** START OF Extracted material **

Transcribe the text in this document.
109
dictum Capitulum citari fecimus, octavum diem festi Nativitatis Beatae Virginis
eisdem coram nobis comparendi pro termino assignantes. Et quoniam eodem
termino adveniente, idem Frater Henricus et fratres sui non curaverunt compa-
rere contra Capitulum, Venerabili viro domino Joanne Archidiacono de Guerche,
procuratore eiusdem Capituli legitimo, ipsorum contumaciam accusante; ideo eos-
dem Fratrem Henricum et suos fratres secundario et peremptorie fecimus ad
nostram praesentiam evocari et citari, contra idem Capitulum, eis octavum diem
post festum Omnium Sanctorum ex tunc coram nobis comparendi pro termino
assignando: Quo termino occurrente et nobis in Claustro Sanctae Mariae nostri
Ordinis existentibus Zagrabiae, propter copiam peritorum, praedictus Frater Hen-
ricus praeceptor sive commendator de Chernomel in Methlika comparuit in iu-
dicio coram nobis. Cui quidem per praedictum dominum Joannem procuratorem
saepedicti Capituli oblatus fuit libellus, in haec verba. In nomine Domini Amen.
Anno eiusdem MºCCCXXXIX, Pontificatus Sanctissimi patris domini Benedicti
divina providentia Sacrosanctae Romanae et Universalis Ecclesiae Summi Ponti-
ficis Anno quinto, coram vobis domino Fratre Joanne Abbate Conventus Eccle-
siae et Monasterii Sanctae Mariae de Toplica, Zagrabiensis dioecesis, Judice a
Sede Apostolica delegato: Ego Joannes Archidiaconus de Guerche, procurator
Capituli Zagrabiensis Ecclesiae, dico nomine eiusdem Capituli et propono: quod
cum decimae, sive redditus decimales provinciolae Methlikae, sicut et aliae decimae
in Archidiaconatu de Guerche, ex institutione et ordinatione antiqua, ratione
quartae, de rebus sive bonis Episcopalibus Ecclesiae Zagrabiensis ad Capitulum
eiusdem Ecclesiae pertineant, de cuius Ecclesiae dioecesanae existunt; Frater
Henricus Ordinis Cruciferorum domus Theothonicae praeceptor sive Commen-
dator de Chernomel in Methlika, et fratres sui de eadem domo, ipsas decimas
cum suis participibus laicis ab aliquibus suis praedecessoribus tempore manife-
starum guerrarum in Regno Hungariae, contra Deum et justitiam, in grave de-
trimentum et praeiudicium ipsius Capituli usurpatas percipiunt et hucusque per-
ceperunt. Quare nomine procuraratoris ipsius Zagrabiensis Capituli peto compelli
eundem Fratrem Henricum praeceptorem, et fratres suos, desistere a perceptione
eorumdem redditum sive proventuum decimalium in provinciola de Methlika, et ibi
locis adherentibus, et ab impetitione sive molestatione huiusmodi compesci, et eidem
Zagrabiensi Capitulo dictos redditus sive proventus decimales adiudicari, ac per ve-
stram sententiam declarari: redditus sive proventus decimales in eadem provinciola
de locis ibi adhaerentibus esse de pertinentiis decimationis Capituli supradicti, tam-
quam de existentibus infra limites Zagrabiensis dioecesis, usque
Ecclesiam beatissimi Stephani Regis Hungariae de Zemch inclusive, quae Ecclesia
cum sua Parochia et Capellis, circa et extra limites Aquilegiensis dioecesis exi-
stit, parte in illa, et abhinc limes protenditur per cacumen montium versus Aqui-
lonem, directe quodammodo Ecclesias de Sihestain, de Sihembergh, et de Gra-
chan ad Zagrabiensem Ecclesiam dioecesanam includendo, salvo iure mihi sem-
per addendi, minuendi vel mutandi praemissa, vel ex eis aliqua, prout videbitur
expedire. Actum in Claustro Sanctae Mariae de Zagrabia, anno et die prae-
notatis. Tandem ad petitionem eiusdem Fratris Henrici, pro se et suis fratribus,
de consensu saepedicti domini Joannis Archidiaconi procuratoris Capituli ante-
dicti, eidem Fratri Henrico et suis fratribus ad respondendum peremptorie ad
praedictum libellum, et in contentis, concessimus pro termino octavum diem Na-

** END OF Extracted material **

• _Written instruction_
Each entry is to be returned in full, character for character.

• _Response for this exercise_
Transcribe the text in this document.
109
dictum Capitulum citari fecimus, octavum diem festi Nativitatis Beatae Virginis
eisdem coram nobis comparendi pro termino assignantes. Et quoniam eodem
termino adveniente, idem Frater Henricus et fratres sui non curaverunt compa-
rere contra Capitulum, Venerabili viro domino Joanne Archidiacono de Guerche,
procuratore eiusdem Capituli legitimo, ipsorum contumaciam accusante; ideo eos-
dem Fratrem Henricum et suos fratres secundario et peremptorie fecimus ad
nostram praesentiam evocari et citari, contra idem Capitulum, eis octavum diem
post festum Omnium Sanctorum ex tunc coram nobis comparendi pro termino
assignando: Quo termino occurrente et nobis in Claustro Sanctae Mariae nostri
Ordinis existentibus Zagrabiae, propter copiam peritorum, praedictus Frater Hen-
ricus praeceptor sive commendator de Chernomel in Methlika comparuit in iu-
dicio coram nobis. Cui quidem per praedictum dominum Joannem procuratorem
saepedicti Capituli oblatus fuit libellus, in haec verba. In nomine Domini Amen.
Anno eiusdem MºCCCXXXIX, Pontificatus Sanctissimi patris domini Benedicti
divina providentia Sacrosanctae Romanae et Universalis Ecclesiae Summi Ponti-
ficis Anno quinto, coram vobis domino Fratre Joanne Abbate Conventus Eccle-
siae et Monasterii Sanctae Mariae de Toplica, Zagrabiensis dioecesis, Judice a
Sede Apostolica delegato: Ego Joannes Archidiaconus de Guerche, procurator
Capituli Zagrabiensis Ecclesiae, dico nomine eiusdem Capituli et propono: quod
cum decimae, sive redditus decimales provinciolae Methlikae, sicut et aliae decimae
in Archidiaconatu de Guerche, ex institutione et ordinatione antiqua, ratione
quartae, de rebus sive bonis Episcopalibus Ecclesiae Zagrabiensis ad Capitulum
eiusdem Ecclesiae pertineant, de cuius Ecclesiae dioecesanae existunt; Frater
Henricus Ordinis Cruciferorum domus Theothonicae praeceptor sive Commen-
dator de Chernomel in Methlika, et fratres sui de eadem domo, ipsas decimas
cum suis participibus laicis ab aliquibus suis praedecessoribus tempore manife-
starum guerrarum in Regno Hungariae, contra Deum et justitiam, in grave de-
trimentum et praeiudicium ipsius Capituli usurpatas percipiunt et hucusque per-
ceperunt. Quare nomine procuraratoris ipsius Zagrabiensis Capituli peto compelli
eundem Fratrem Henricum praeceptorem, et fratres suos, desistere a perceptione
eorumdem redditum sive proventuum decimalium in provinciola de Methlika, et ibi
locis adherentibus, et ab impetitione sive molestatione huiusmodi compesci, et eidem
Zagrabiensi Capitulo dictos redditus sive proventus decimales adiudicari, ac per ve-
stram sententiam declarari: redditus sive proventus decimales in eadem provinciola
de locis ibi adhaerentibus esse de pertinentiis decimationis Capituli supradicti, tam-
quam de existentibus infra limites Zagrabiensis dioecesis, usque
Ecclesiam beatissimi Stephani Regis Hungariae de Zemch inclusive, quae Ecclesia
cum sua Parochia et Capellis, circa et extra limites Aquilegiensis dioecesis exi-
stit, parte in illa, et abhinc limes protenditur per cacumen montium versus Aqui-
lonem, directe quodammodo Ecclesias de Sihestain, de Sihembergh, et de Gra-
chan ad Zagrabiensem Ecclesiam dioecesanam includendo, salvo iure mihi sem-
per addendi, minuendi vel mutandi praemissa, vel ex eis aliqua, prout videbitur
expedire. Actum in Claustro Sanctae Mariae de Zagrabia, anno et die prae-
notatis. Tandem ad petitionem eiusdem Fratris Henrici, pro se et suis fratribus,
de consensu saepedicti domini Joannis Archidiaconi procuratoris Capituli ante-
dicti, eidem Fratri Henrico et suis fratribus ad respondendum peremptorie ad
praedictum libellum, et in contentis, concessimus pro termino octavum diem Na-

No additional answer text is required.